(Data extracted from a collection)
===

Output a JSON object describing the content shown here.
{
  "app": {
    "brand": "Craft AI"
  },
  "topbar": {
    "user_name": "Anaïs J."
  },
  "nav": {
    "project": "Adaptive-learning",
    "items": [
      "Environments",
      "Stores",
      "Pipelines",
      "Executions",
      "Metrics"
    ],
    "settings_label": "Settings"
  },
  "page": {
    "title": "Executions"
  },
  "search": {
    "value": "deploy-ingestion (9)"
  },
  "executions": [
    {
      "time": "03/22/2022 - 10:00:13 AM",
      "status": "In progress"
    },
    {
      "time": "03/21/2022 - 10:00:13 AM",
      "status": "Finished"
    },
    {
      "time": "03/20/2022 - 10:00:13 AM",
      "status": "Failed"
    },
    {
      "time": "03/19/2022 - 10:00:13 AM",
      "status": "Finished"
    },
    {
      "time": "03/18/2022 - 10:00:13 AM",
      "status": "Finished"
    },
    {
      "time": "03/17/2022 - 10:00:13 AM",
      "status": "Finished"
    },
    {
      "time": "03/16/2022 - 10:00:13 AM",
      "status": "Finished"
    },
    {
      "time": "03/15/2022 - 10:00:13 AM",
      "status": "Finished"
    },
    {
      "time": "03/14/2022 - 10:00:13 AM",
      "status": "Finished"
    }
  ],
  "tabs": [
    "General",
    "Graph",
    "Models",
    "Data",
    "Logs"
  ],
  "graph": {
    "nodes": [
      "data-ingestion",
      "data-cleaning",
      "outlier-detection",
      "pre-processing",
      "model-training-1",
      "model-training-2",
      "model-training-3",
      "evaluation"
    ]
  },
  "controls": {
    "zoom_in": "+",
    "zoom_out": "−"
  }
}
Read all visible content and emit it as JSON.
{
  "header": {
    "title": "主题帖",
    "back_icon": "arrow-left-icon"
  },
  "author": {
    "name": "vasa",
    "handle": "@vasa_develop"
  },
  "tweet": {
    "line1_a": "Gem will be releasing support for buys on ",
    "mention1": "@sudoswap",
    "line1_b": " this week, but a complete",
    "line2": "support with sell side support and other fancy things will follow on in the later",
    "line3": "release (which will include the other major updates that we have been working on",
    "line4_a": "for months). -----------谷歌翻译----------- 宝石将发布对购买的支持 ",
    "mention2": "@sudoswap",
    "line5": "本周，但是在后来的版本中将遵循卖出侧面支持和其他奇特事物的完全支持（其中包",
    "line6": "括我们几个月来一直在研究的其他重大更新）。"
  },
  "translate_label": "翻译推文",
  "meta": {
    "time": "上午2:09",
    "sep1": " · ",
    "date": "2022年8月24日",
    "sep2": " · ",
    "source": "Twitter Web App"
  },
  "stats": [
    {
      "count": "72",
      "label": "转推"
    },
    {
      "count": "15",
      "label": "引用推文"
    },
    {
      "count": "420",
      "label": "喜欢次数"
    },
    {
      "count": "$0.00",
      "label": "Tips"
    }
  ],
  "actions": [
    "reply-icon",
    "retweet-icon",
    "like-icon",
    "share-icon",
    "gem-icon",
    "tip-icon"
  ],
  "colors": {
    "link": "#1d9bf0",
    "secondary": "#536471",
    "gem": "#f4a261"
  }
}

===

● **What you will do**:
Return all of the data exactly as it reads.

● **Task answer**:
Output a JSON object describing the content shown here.
{
  "app": {
    "brand": "Craft AI"
  },
  "topbar": {
    "user_name": "Anaïs J."
  },
  "nav": {
    "project": "Adaptive-learning",
    "items": [
      "Environments",
      "Stores",
      "Pipelines",
      "Executions",
      "Metrics"
    ],
    "settings_label": "Settings"
  },
  "page": {
    "title": "Executions"
  },
  "search": {
    "value": "deploy-ingestion (9)"
  },
  "executions": [
    {
      "time": "03/22/2022 - 10:00:13 AM",
      "status": "In progress"
    },
    {
      "time": "03/21/2022 - 10:00:13 AM",
      "status": "Finished"
    },
    {
      "time": "03/20/2022 - 10:00:13 AM",
      "status": "Failed"
    },
    {
      "time": "03/19/2022 - 10:00:13 AM",
      "status": "Finished"
    },
    {
      "time": "03/18/2022 - 10:00:13 AM",
      "status": "Finished"
    },
    {
      "time": "03/17/2022 - 10:00:13 AM",
      "status": "Finished"
    },
    {
      "time": "03/16/2022 - 10:00:13 AM",
      "status": "Finished"
    },
    {
      "time": "03/15/2022 - 10:00:13 AM",
      "status": "Finished"
    },
    {
      "time": "03/14/2022 - 10:00:13 AM",
      "status": "Finished"
    }
  ],
  "tabs": [
    "General",
    "Graph",
    "Models",
    "Data",
    "Logs"
  ],
  "graph": {
    "nodes": [
      "data-ingestion",
      "data-cleaning",
      "outlier-detection",
      "pre-processing",
      "model-training-1",
      "model-training-2",
      "model-training-3",
      "evaluation"
    ]
  },
  "controls": {
    "zoom_in": "+",
    "zoom_out": "−"
  }
}
Read all visible content and emit it as JSON.
{
  "header": {
    "title": "主题帖",
    "back_icon": "arrow-left-icon"
  },
  "author": {
    "name": "vasa",
    "handle": "@vasa_develop"
  },
  "tweet": {
    "line1_a": "Gem will be releasing support for buys on ",
    "mention1": "@sudoswap",
    "line1_b": " this week, but a complete",
    "line2": "support with sell side support and other fancy things will follow on in the later",
    "line3": "release (which will include the other major updates that we have been working on",
    "line4_a": "for months). -----------谷歌翻译----------- 宝石将发布对购买的支持 ",
    "mention2": "@sudoswap",
    "line5": "本周，但是在后来的版本中将遵循卖出侧面支持和其他奇特事物的完全支持（其中包",
    "line6": "括我们几个月来一直在研究的其他重大更新）。"
  },
  "translate_label": "翻译推文",
  "meta": {
    "time": "上午2:09",
    "sep1": " · ",
    "date": "2022年8月24日",
    "sep2": " · ",
    "source": "Twitter Web App"
  },
  "stats": [
    {
      "count": "72",
      "label": "转推"
    },
    {
      "count": "15",
      "label": "引用推文"
    },
    {
      "count": "420",
      "label": "喜欢次数"
    },
    {
      "count": "$0.00",
      "label": "Tips"
    }
  ],
  "actions": [
    "reply-icon",
    "retweet-icon",
    "like-icon",
    "share-icon",
    "gem-icon",
    "tip-icon"
  ],
  "colors": {
    "link": "#1d9bf0",
    "secondary": "#536471",
    "gem": "#f4a261"
  }
}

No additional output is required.